DATA EXTRACT:
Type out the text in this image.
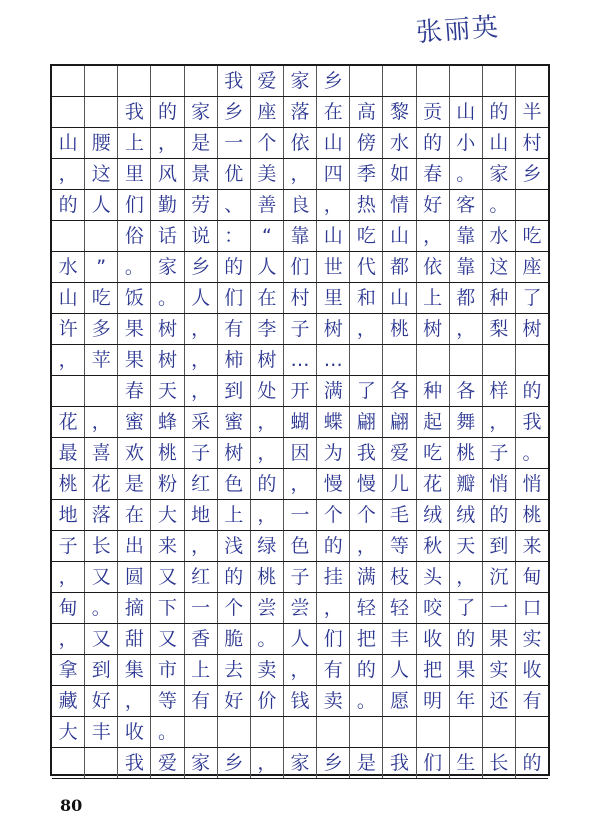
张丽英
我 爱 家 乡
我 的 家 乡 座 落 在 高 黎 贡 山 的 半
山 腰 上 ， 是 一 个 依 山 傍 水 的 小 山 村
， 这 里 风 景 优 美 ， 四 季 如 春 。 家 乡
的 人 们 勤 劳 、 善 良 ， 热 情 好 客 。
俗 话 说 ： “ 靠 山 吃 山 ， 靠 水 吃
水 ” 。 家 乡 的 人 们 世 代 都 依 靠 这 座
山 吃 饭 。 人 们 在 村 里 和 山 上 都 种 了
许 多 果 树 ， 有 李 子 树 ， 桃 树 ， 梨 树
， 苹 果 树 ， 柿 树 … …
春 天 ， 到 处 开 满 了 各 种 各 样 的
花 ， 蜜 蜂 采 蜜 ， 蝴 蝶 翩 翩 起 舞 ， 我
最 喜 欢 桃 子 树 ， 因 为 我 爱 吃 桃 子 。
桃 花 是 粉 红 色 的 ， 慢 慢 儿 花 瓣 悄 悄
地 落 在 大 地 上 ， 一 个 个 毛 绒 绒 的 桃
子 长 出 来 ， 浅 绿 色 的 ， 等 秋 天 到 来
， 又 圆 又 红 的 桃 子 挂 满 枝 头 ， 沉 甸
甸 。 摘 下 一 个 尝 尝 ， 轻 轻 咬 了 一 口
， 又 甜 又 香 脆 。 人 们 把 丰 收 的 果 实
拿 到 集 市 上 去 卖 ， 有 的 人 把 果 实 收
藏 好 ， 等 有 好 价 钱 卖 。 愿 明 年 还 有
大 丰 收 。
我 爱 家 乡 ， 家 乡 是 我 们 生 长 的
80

WHAT THIS TASK INVOLVES: Reproduce every line of the material precisely, omitting its pictures.

ANSWER TO THIS PROBLEM:
Type out the text in this image.
张丽英
我 爱 家 乡
我 的 家 乡 座 落 在 高 黎 贡 山 的 半
山 腰 上 ， 是 一 个 依 山 傍 水 的 小 山 村
， 这 里 风 景 优 美 ， 四 季 如 春 。 家 乡
的 人 们 勤 劳 、 善 良 ， 热 情 好 客 。
俗 话 说 ： “ 靠 山 吃 山 ， 靠 水 吃
水 ” 。 家 乡 的 人 们 世 代 都 依 靠 这 座
山 吃 饭 。 人 们 在 村 里 和 山 上 都 种 了
许 多 果 树 ， 有 李 子 树 ， 桃 树 ， 梨 树
， 苹 果 树 ， 柿 树 … …
春 天 ， 到 处 开 满 了 各 种 各 样 的
花 ， 蜜 蜂 采 蜜 ， 蝴 蝶 翩 翩 起 舞 ， 我
最 喜 欢 桃 子 树 ， 因 为 我 爱 吃 桃 子 。
桃 花 是 粉 红 色 的 ， 慢 慢 儿 花 瓣 悄 悄
地 落 在 大 地 上 ， 一 个 个 毛 绒 绒 的 桃
子 长 出 来 ， 浅 绿 色 的 ， 等 秋 天 到 来
， 又 圆 又 红 的 桃 子 挂 满 枝 头 ， 沉 甸
甸 。 摘 下 一 个 尝 尝 ， 轻 轻 咬 了 一 口
， 又 甜 又 香 脆 。 人 们 把 丰 收 的 果 实
拿 到 集 市 上 去 卖 ， 有 的 人 把 果 实 收
藏 好 ， 等 有 好 价 钱 卖 。 愿 明 年 还 有
大 丰 收 。
我 爱 家 乡 ， 家 乡 是 我 们 生 长 的
80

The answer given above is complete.